> _Task objective_
Copy each line in the data that includes the word "from".

Figure dataset records:

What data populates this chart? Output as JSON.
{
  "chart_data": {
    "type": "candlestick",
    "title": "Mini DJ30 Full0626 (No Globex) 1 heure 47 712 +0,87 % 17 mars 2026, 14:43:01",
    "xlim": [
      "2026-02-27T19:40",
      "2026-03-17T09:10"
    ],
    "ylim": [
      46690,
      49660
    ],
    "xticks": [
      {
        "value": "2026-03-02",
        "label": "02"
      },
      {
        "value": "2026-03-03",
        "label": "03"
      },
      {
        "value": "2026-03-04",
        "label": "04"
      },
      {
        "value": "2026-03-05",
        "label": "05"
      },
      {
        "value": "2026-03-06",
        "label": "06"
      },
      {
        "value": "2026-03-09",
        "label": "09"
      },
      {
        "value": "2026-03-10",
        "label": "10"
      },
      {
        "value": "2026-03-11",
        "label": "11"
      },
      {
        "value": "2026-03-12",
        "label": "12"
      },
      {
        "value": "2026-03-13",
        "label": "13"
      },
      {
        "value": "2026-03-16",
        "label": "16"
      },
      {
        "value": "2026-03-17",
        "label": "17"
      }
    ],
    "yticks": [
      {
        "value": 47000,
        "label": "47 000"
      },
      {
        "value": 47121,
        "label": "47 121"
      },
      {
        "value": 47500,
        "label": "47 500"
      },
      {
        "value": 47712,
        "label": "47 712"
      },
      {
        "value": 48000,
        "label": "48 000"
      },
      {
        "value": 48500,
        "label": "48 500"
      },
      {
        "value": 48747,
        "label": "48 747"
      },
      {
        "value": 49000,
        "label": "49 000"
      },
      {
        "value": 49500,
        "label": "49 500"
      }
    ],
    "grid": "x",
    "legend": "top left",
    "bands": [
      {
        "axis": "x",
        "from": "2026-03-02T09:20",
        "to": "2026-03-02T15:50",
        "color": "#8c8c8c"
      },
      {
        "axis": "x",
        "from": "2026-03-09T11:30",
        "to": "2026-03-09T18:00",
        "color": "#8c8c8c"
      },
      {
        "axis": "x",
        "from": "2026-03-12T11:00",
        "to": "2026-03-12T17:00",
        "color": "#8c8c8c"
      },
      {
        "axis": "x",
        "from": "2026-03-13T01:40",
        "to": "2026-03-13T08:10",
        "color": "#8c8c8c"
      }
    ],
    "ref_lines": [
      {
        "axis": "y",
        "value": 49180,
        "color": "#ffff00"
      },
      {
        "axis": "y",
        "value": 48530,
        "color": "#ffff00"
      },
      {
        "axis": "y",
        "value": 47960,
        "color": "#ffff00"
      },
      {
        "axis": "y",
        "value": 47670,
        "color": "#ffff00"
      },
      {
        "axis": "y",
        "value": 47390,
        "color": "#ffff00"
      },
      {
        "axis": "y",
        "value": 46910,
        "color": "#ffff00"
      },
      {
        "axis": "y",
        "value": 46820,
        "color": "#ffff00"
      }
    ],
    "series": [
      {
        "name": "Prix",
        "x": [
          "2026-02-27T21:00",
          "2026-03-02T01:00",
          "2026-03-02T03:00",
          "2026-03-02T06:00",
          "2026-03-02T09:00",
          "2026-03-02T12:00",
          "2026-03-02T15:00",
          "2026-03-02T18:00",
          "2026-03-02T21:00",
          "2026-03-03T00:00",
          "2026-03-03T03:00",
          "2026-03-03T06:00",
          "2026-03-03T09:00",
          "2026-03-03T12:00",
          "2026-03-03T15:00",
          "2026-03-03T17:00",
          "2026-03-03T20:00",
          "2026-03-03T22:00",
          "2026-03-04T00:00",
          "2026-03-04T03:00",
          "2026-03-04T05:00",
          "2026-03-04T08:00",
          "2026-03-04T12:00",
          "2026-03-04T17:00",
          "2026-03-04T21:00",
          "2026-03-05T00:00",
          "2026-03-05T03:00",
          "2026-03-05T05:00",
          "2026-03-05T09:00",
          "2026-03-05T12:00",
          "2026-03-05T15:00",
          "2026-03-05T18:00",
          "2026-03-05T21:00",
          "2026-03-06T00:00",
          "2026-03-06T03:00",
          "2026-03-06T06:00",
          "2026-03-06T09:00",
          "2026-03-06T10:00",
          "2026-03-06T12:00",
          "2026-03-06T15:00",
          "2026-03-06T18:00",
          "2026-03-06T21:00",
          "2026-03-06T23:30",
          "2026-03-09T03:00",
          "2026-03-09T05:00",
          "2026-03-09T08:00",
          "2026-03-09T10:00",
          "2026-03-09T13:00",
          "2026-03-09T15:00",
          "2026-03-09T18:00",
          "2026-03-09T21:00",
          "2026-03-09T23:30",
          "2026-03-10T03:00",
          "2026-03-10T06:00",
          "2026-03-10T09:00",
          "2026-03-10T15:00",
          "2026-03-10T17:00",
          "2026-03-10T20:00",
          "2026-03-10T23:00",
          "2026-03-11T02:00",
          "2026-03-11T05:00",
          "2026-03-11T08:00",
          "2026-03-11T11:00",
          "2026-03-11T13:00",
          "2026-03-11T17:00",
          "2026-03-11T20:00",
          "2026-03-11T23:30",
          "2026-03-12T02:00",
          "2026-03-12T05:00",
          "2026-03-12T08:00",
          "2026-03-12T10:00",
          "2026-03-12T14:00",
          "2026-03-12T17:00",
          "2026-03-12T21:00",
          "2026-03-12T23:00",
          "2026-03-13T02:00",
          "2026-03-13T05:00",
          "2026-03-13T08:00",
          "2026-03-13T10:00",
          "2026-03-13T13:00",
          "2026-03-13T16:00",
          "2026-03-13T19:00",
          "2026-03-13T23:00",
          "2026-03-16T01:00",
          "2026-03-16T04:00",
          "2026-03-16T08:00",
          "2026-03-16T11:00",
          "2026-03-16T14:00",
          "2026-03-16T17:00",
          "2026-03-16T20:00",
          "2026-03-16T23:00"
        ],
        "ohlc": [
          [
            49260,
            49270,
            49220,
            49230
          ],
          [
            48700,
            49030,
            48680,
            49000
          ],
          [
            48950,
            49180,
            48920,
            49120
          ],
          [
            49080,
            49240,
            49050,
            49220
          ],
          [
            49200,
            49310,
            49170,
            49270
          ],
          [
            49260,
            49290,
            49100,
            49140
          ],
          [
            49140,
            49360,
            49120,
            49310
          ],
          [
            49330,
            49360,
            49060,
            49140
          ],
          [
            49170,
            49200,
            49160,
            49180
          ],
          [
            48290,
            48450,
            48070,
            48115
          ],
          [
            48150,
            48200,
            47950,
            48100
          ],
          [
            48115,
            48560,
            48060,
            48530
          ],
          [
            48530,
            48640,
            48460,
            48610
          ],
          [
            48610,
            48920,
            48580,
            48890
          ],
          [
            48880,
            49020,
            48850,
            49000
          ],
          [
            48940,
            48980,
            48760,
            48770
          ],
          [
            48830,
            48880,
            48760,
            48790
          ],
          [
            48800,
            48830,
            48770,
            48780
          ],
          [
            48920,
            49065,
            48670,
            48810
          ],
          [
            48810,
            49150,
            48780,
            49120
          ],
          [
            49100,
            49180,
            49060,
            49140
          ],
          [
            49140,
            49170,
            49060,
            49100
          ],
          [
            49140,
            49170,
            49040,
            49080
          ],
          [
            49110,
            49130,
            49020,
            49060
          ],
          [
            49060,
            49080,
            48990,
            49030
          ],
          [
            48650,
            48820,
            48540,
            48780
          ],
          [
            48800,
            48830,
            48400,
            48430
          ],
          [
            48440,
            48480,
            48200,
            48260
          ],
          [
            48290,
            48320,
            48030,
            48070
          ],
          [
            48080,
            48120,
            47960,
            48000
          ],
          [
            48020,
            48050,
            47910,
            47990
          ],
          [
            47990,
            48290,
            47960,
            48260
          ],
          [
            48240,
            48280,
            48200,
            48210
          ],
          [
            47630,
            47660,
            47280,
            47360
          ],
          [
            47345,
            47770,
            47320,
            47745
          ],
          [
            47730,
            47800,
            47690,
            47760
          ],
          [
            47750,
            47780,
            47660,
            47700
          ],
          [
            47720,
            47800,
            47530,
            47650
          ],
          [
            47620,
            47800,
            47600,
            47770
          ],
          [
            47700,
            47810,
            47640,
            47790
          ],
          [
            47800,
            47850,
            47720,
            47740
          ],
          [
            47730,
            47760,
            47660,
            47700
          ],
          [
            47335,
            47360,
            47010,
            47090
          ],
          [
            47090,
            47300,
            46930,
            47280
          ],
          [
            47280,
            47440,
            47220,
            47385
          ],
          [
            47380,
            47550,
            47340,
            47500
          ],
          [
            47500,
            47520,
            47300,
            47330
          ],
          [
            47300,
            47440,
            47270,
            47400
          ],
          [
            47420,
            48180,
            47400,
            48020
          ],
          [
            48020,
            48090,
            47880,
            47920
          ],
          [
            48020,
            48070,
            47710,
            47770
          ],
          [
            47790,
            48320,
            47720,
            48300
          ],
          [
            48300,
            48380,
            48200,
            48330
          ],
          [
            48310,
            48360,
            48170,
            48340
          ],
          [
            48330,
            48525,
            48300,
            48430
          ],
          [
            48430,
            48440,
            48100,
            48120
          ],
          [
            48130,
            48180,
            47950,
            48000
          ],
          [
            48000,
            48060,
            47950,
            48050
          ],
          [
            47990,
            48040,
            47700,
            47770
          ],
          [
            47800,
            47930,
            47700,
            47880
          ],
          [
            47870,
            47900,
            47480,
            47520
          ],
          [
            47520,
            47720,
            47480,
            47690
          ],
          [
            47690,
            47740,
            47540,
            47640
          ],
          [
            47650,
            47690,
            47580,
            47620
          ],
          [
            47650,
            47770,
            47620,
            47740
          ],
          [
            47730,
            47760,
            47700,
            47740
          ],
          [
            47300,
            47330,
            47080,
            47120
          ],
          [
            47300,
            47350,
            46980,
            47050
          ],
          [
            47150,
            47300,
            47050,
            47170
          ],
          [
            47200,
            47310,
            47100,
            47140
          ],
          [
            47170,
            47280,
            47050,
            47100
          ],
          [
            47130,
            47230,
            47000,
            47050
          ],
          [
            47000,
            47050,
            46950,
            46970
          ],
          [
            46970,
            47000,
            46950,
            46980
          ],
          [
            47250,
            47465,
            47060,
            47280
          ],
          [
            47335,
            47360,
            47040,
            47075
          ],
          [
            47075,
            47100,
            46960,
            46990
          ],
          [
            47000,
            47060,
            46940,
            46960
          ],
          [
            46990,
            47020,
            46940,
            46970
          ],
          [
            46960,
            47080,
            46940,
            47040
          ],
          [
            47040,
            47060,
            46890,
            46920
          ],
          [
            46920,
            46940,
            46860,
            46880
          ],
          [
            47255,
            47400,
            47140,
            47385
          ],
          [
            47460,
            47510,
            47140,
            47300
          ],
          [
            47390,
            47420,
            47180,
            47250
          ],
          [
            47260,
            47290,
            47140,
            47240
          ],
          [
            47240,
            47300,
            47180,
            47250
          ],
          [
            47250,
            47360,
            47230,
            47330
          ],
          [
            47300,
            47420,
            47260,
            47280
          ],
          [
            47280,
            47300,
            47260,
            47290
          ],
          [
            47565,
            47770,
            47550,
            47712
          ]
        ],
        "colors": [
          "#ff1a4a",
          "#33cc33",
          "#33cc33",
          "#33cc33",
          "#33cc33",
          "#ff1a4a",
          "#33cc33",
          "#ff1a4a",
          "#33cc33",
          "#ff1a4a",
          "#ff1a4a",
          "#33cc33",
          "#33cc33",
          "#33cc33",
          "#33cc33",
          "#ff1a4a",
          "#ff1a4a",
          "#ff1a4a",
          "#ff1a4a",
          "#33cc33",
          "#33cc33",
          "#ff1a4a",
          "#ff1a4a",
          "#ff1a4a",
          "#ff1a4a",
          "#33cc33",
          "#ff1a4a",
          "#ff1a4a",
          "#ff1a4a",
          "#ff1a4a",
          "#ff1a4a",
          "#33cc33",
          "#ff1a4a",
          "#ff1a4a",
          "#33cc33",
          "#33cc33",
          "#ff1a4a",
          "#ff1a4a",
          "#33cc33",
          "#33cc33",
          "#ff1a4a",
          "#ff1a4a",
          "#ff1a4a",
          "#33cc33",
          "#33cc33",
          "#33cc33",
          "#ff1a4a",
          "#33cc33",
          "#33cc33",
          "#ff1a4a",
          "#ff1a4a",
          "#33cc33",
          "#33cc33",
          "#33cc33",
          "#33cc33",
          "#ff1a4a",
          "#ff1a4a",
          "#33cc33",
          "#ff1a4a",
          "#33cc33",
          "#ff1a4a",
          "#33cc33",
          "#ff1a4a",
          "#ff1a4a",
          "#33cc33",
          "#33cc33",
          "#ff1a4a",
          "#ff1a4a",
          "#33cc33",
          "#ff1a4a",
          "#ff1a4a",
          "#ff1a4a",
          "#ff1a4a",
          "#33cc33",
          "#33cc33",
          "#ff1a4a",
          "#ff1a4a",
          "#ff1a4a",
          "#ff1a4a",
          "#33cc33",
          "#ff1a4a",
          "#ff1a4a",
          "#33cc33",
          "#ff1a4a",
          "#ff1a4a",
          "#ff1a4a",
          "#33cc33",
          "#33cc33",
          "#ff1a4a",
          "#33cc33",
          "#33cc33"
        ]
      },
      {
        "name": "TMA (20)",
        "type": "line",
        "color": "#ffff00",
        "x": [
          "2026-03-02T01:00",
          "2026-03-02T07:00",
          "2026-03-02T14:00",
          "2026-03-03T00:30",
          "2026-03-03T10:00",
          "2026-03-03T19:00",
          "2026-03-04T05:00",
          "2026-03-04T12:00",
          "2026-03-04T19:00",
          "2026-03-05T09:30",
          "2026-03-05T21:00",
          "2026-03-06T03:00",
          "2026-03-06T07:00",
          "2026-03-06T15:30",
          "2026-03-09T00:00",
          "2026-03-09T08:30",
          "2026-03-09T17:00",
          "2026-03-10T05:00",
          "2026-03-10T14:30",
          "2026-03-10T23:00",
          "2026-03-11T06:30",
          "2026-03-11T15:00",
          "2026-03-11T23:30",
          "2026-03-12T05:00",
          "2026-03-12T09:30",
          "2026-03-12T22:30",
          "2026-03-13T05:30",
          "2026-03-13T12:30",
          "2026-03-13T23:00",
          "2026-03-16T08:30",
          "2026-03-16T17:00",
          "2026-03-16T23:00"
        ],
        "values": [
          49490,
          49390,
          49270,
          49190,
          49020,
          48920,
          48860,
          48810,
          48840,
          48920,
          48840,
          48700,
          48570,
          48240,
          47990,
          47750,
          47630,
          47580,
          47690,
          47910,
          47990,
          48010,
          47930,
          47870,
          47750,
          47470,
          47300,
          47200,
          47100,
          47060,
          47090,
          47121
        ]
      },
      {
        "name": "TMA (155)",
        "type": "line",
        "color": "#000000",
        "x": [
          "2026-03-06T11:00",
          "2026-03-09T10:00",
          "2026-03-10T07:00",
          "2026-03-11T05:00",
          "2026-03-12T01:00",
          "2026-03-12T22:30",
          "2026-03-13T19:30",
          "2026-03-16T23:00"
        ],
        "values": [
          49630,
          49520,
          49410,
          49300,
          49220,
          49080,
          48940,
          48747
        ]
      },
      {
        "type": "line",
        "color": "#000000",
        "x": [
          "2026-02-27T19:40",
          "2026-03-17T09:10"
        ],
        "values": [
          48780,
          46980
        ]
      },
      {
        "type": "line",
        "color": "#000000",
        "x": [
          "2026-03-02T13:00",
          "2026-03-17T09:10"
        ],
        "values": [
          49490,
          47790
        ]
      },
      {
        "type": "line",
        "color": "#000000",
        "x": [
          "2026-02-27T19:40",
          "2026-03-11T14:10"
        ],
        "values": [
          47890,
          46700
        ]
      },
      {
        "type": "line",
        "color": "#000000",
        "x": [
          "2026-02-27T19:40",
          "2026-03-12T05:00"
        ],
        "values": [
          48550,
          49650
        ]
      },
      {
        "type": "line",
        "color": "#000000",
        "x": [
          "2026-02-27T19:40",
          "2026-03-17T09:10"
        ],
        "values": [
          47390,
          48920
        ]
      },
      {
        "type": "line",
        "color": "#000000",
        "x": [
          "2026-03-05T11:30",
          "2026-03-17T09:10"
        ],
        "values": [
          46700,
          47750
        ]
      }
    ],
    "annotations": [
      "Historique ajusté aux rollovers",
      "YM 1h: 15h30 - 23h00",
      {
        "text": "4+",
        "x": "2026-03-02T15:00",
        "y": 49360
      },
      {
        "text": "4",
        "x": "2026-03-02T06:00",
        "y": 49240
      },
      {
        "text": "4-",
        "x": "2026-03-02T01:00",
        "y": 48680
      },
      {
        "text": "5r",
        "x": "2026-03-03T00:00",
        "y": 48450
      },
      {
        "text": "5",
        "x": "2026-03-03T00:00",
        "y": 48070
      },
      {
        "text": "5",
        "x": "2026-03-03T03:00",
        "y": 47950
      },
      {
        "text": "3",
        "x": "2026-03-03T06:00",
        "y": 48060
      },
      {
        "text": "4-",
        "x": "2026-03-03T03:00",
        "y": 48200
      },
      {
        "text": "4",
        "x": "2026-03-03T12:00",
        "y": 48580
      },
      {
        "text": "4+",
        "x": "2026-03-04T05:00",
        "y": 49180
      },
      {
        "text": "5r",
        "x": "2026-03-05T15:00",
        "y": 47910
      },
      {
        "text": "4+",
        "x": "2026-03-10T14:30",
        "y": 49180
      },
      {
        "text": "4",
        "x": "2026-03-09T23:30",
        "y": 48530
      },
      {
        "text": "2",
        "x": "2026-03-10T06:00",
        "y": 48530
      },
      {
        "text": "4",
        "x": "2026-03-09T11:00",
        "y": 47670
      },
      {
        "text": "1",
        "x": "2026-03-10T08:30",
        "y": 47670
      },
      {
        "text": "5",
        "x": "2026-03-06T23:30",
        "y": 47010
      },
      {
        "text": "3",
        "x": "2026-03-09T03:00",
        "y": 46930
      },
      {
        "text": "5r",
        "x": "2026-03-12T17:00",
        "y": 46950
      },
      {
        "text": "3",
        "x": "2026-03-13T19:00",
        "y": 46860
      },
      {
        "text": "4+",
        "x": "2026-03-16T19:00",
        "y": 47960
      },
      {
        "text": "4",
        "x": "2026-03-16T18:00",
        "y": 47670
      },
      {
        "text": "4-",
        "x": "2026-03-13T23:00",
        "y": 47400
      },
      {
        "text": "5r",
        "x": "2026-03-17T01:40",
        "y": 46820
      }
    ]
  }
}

> _Finished answer_
        "from": "2026-03-02T09:20",
        "from": "2026-03-09T11:30",
        "from": "2026-03-12T11:00",
        "from": "2026-03-13T01:40",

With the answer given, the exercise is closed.